Stored items

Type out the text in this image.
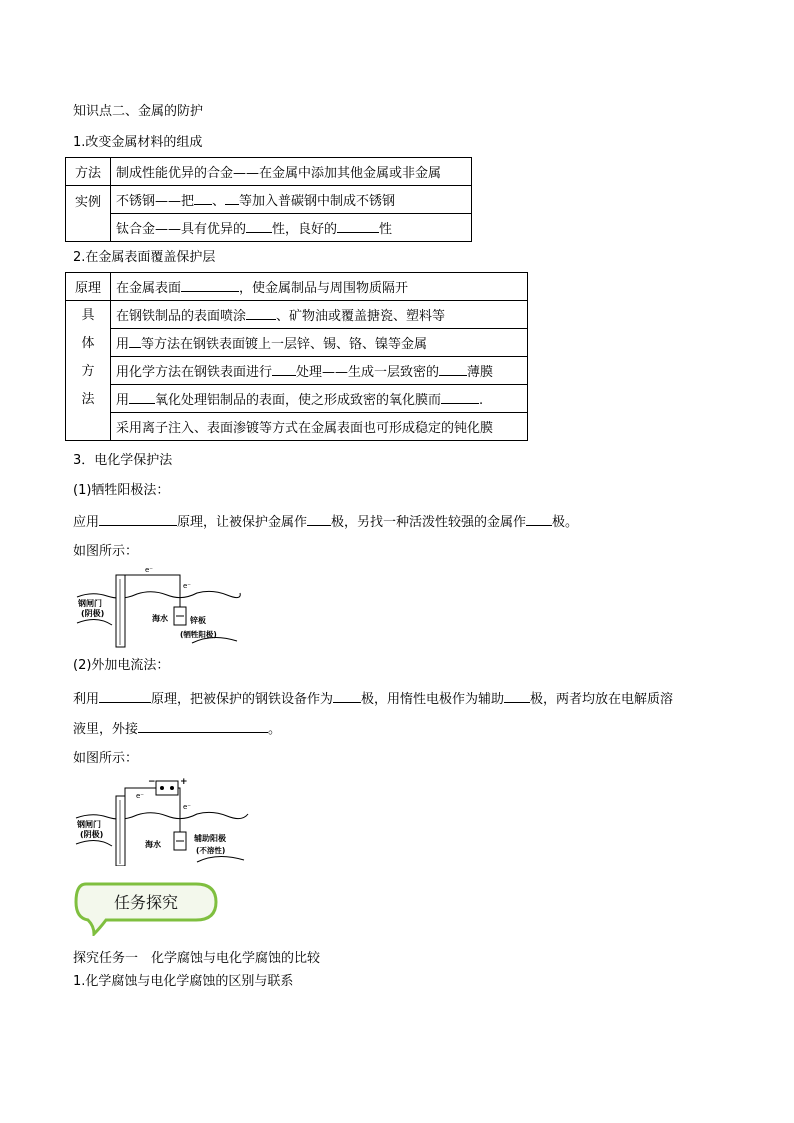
知识点二、金属的防护
1.改变金属材料的组成
方法	制成性能优异的合金——在金属中添加其他金属或非金属
实例	不锈钢——把 、 等加入普碳钢中制成不锈钢
	钛合金——具有优异的 性，良好的 性
2.在金属表面覆盖保护层
原理	在金属表面 ，使金属制品与周围物质隔开

具
体
方
法	在钢铁制品的表面喷涂 、矿物油或覆盖搪瓷、塑料等
	用 等方法在钢铁表面镀上一层锌、锡、铬、镍等金属
	用化学方法在钢铁表面进行 处理——生成一层致密的 薄膜
	用 氧化处理铝制品的表面，使之形成致密的氧化膜而 .
	采用离子注入、表面渗镀等方式在金属表面也可形成稳定的钝化膜
3．电化学保护法
(1)牺牲阳极法：
应用	原理，让被保护金属作 极，另找一种活泼性较强的金属作 极。
如图所示：
e⁻
e⁻
钢闸门
(阴极)
海水	锌板
(牺牲阳极)
(2)外加电流法：
利用	原理，把被保护的钢铁设备作为 极，用惰性电极作为辅助 极，两者均放在电解质溶
液里，外接	。
如图所示：
−	+
e⁻
e⁻
钢闸门
(阴极)
海水
辅助阳极
(不溶性)
任务探究
探究任务一　化学腐蚀与电化学腐蚀的比较
1.化学腐蚀与电化学腐蚀的区别与联系
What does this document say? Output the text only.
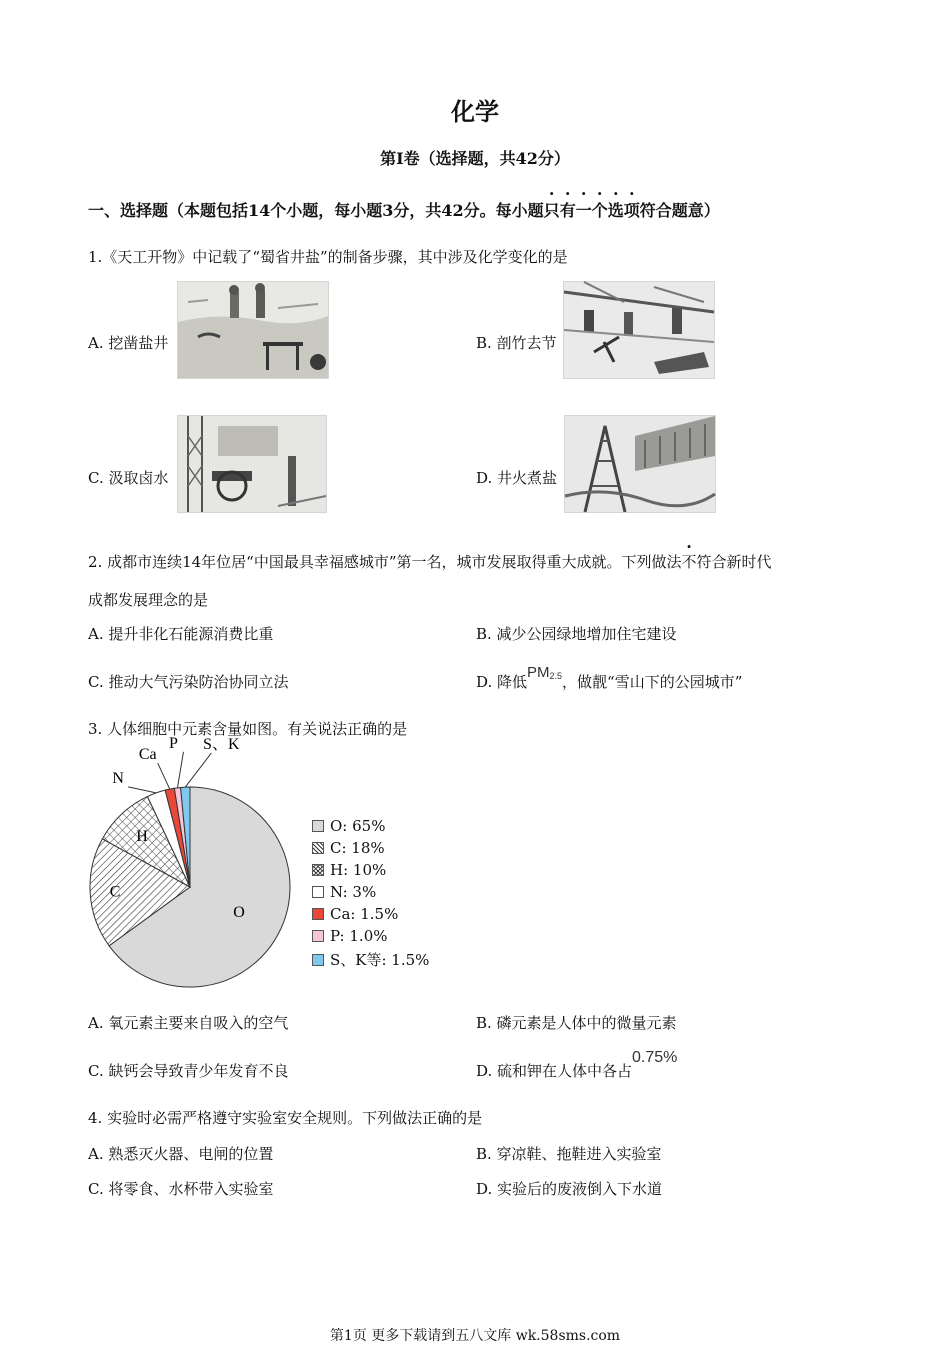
化学
第I卷（选择题，共42分）
一、选择题（本题包括14个小题，每小题3分，共42分。每小题只有一个选项符合题意）
1.《天工开物》中记载了“蜀省井盐”的制备步骤，其中涉及化学变化的是
A. 挖凿盐井	B. 剖竹去节
C. 汲取卤水	D. 井火煮盐
2. 成都市连续14年位居“中国最具幸福感城市”第一名，城市发展取得重大成就。下列做法不符合新时代
成都发展理念的是
A. 提升非化石能源消费比重	B. 减少公园绿地增加住宅建设
C. 推动大气污染防治协同立法	D. 降低PM2.5，做靓“雪山下的公园城市”
3. 人体细胞中元素含量如图。有关说法正确的是
O
C
H
N
Ca
P S、K
O: 65%
C: 18%
H: 10%
N: 3%
Ca: 1.5%
P: 1.0%
S、K等: 1.5%
A. 氧元素主要来自吸入的空气	B. 磷元素是人体中的微量元素
C. 缺钙会导致青少年发育不良	D. 硫和钾在人体中各占0.75%
4. 实验时必需严格遵守实验室安全规则。下列做法正确的是
A. 熟悉灭火器、电闸的位置	B. 穿凉鞋、拖鞋进入实验室
C. 将零食、水杯带入实验室	D. 实验后的废液倒入下水道
第1页 更多下载请到五八文库 wk.58sms.com
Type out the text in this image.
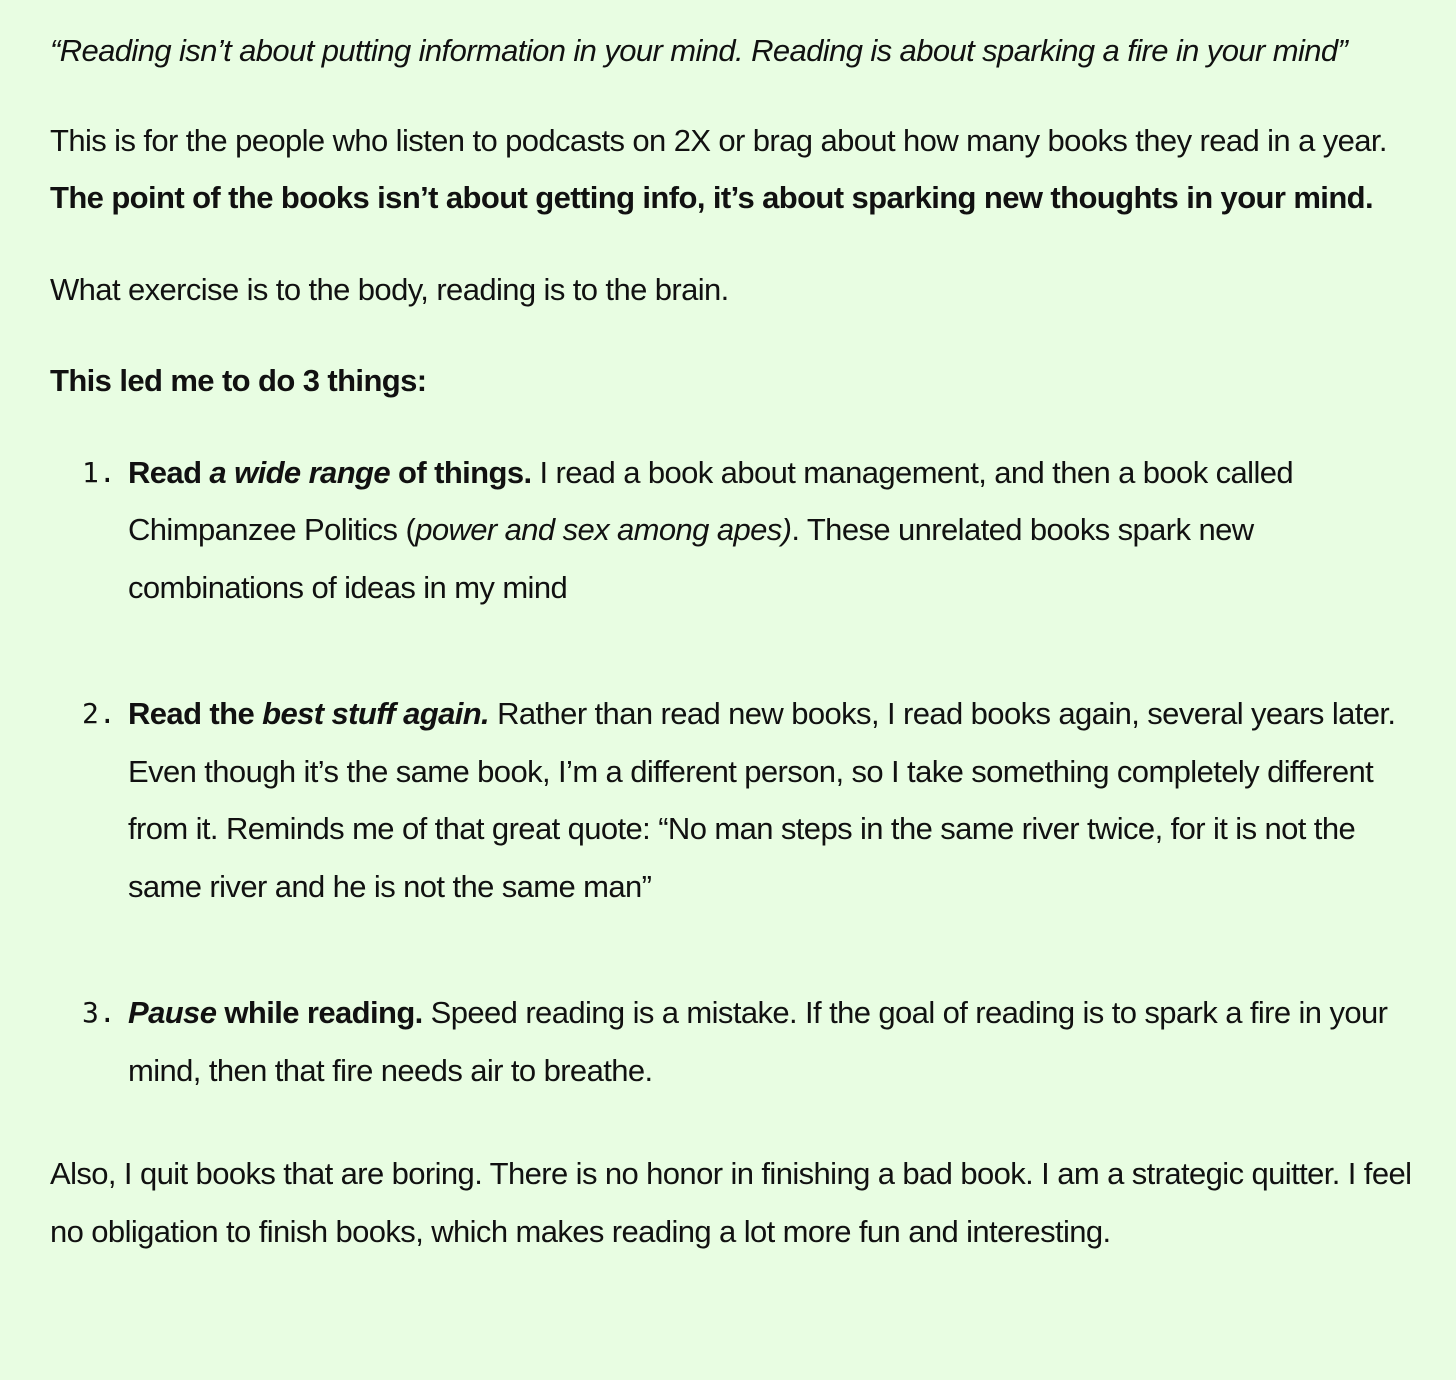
“Reading isn’t about putting information in your mind. Reading is about sparking a fire in your mind”

This is for the people who listen to podcasts on 2X or brag about how many books they read in a year. The point of the books isn’t about getting info, it’s about sparking new thoughts in your mind.

What exercise is to the body, reading is to the brain.

This led me to do 3 things:

1. Read a wide range of things. I read a book about management, and then a book called Chimpanzee Politics (power and sex among apes). These unrelated books spark new combinations of ideas in my mind
2. Read the best stuff again. Rather than read new books, I read books again, several years later. Even though it’s the same book, I’m a different person, so I take something completely different from it. Reminds me of that great quote: “No man steps in the same river twice, for it is not the same river and he is not the same man”
3. Pause while reading. Speed reading is a mistake. If the goal of reading is to spark a fire in your mind, then that fire needs air to breathe.

Also, I quit books that are boring. There is no honor in finishing a bad book. I am a strategic quitter. I feel no obligation to finish books, which makes reading a lot more fun and interesting.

_What you should do:_ Leave out the pictures and output the rest of the material exactly as written.

_The completed task:_
Type out the text in this image.
知识点二、金属的防护
1.改变金属材料的组成
方法	制成性能优异的合金——在金属中添加其他金属或非金属
实例	不锈钢——把 、 等加入普碳钢中制成不锈钢
	钛合金——具有优异的 性，良好的 性
2.在金属表面覆盖保护层
原理	在金属表面 ，使金属制品与周围物质隔开

具
体
方
法	在钢铁制品的表面喷涂 、矿物油或覆盖搪瓷、塑料等
	用 等方法在钢铁表面镀上一层锌、锡、铬、镍等金属
	用化学方法在钢铁表面进行 处理——生成一层致密的 薄膜
	用 氧化处理铝制品的表面，使之形成致密的氧化膜而 .
	采用离子注入、表面渗镀等方式在金属表面也可形成稳定的钝化膜
3．电化学保护法
(1)牺牲阳极法：
应用	原理，让被保护金属作 极，另找一种活泼性较强的金属作 极。
如图所示：
e⁻
e⁻
钢闸门
(阴极)
海水	锌板
(牺牲阳极)
(2)外加电流法：
利用	原理，把被保护的钢铁设备作为 极，用惰性电极作为辅助 极，两者均放在电解质溶
液里，外接	。
如图所示：
−	+
e⁻
e⁻
钢闸门
(阴极)
海水
辅助阳极
(不溶性)
任务探究
探究任务一　化学腐蚀与电化学腐蚀的比较
1.化学腐蚀与电化学腐蚀的区别与联系
What does this document say? Output the text only.
化学
第I卷（选择题，共42分）
一、选择题（本题包括14个小题，每小题3分，共42分。每小题只有一个选项符合题意）
1.《天工开物》中记载了“蜀省井盐”的制备步骤，其中涉及化学变化的是
A. 挖凿盐井	B. 剖竹去节
C. 汲取卤水	D. 井火煮盐
2. 成都市连续14年位居“中国最具幸福感城市”第一名，城市发展取得重大成就。下列做法不符合新时代
成都发展理念的是
A. 提升非化石能源消费比重	B. 减少公园绿地增加住宅建设
C. 推动大气污染防治协同立法	D. 降低PM2.5，做靓“雪山下的公园城市”
3. 人体细胞中元素含量如图。有关说法正确的是
O
C
H
N
Ca
P S、K
O: 65%
C: 18%
H: 10%
N: 3%
Ca: 1.5%
P: 1.0%
S、K等: 1.5%
A. 氧元素主要来自吸入的空气	B. 磷元素是人体中的微量元素
C. 缺钙会导致青少年发育不良	D. 硫和钾在人体中各占0.75%
4. 实验时必需严格遵守实验室安全规则。下列做法正确的是
A. 熟悉灭火器、电闸的位置	B. 穿凉鞋、拖鞋进入实验室
C. 将零食、水杯带入实验室	D. 实验后的废液倒入下水道
第1页 更多下载请到五八文库 wk.58sms.com
Type out the text in this image.
“Reading isn’t about putting information in your mind. Reading is about sparking a fire in your mind”

This is for the people who listen to podcasts on 2X or brag about how many books they read in a year. The point of the books isn’t about getting info, it’s about sparking new thoughts in your mind.

What exercise is to the body, reading is to the brain.

This led me to do 3 things:

1. Read a wide range of things. I read a book about management, and then a book called Chimpanzee Politics (power and sex among apes). These unrelated books spark new combinations of ideas in my mind
2. Read the best stuff again. Rather than read new books, I read books again, several years later. Even though it’s the same book, I’m a different person, so I take something completely different from it. Reminds me of that great quote: “No man steps in the same river twice, for it is not the same river and he is not the same man”
3. Pause while reading. Speed reading is a mistake. If the goal of reading is to spark a fire in your mind, then that fire needs air to breathe.

Also, I quit books that are boring. There is no honor in finishing a bad book. I am a strategic quitter. I feel no obligation to finish books, which makes reading a lot more fun and interesting.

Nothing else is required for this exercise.